━━ DATA RECORDS ━━

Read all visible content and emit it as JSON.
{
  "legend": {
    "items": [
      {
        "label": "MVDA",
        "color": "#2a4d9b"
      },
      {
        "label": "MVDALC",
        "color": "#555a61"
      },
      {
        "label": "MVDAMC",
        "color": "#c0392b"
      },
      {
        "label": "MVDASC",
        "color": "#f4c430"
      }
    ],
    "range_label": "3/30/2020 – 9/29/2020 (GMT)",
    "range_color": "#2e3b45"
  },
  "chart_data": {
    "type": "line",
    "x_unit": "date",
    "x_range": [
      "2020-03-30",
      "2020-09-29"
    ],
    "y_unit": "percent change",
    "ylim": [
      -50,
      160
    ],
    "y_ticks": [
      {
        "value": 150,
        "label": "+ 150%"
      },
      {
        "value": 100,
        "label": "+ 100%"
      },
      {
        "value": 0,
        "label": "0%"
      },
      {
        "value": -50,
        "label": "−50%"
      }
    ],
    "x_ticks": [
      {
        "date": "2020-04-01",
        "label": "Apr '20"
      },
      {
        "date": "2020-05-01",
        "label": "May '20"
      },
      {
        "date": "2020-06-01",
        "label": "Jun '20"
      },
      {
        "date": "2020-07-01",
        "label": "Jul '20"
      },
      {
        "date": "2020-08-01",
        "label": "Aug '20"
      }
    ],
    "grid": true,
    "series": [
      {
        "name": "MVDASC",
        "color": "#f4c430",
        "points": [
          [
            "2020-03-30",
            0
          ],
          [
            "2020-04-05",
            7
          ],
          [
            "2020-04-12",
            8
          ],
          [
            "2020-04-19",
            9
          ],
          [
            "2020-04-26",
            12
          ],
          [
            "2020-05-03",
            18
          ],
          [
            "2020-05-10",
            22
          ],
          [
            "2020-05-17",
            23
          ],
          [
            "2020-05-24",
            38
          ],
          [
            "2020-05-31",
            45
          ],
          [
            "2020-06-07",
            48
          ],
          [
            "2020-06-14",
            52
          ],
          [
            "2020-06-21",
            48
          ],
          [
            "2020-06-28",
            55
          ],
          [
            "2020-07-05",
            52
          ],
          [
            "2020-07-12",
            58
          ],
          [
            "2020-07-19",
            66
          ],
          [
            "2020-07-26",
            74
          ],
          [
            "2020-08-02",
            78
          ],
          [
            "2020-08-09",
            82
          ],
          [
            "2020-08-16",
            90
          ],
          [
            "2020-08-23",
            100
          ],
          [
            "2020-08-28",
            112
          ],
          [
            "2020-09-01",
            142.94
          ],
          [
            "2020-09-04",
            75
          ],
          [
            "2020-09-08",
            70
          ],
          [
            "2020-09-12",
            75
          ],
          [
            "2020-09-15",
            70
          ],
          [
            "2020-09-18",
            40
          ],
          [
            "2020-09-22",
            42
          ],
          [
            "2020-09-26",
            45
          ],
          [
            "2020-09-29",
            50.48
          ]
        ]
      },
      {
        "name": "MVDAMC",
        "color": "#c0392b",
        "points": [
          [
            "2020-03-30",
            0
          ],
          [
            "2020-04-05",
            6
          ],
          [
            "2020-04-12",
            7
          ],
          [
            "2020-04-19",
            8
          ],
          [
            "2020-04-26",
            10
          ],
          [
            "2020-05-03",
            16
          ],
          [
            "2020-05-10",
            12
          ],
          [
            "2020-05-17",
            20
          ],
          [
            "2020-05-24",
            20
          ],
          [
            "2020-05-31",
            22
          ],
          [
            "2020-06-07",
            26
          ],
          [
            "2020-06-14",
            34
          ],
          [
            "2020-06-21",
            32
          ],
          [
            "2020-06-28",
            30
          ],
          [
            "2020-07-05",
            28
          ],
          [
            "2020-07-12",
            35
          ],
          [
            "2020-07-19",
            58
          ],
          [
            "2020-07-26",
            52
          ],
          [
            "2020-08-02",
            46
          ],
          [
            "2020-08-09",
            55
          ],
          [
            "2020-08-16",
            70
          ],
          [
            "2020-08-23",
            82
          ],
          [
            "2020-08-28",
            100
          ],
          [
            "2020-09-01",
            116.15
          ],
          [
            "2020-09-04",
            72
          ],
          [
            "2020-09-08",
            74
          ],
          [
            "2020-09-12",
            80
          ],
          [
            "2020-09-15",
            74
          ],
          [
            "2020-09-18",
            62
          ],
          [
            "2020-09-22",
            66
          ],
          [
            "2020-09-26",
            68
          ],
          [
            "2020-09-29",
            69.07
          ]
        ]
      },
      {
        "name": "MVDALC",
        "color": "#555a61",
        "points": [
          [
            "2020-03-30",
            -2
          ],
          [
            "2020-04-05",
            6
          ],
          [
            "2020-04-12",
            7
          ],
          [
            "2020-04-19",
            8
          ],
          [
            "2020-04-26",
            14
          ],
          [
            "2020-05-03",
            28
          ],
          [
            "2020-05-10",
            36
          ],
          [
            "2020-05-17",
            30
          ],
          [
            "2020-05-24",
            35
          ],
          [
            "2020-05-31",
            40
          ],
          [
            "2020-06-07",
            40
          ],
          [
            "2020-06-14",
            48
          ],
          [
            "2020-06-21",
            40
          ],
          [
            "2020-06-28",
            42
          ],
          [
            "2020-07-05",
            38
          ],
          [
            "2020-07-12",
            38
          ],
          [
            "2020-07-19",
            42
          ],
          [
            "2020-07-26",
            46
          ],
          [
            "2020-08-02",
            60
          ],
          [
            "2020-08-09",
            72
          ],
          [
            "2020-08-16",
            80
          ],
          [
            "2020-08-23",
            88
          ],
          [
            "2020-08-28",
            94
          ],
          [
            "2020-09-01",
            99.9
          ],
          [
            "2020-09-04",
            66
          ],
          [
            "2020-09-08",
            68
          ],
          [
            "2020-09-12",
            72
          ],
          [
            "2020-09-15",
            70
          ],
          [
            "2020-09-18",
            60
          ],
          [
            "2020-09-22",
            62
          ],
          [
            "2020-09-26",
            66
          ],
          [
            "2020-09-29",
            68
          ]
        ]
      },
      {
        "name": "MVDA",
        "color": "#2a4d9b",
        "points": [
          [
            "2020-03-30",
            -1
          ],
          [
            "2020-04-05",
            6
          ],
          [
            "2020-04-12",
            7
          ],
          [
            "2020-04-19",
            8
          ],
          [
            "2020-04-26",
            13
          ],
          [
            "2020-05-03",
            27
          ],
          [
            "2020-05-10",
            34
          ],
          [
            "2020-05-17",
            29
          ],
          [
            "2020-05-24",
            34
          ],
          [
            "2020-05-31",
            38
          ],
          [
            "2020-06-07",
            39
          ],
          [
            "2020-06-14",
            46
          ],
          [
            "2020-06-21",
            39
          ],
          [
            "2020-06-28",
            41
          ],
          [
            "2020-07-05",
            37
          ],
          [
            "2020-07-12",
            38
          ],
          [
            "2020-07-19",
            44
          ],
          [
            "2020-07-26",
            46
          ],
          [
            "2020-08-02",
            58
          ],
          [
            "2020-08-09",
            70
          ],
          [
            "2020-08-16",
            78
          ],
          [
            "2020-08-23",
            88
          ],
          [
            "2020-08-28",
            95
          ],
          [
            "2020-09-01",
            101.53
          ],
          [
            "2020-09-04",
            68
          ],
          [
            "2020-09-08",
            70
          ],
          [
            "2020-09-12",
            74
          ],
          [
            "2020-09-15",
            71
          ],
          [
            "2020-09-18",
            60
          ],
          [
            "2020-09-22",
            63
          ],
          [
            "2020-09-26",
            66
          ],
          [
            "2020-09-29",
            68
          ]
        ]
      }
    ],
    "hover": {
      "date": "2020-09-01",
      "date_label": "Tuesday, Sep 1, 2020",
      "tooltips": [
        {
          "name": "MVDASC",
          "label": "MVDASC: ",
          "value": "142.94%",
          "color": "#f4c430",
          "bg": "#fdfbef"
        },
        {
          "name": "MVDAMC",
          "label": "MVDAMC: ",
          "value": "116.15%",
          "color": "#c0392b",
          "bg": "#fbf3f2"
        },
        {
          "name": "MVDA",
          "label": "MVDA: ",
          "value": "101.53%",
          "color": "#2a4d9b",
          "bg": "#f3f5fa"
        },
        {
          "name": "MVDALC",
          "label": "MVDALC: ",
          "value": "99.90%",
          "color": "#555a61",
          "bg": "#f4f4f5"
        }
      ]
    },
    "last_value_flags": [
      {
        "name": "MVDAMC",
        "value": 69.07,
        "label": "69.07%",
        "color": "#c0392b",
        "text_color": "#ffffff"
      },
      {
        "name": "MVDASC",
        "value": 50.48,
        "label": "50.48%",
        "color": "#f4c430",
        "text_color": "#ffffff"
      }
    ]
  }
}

━━━

WHAT IS BEING ASKED: Copy each line that holds the word "MVDALC".

EXPECTED OUTPUT:
        "label": "MVDALC",
        "name": "MVDALC",
          "name": "MVDALC",
          "label": "MVDALC: ",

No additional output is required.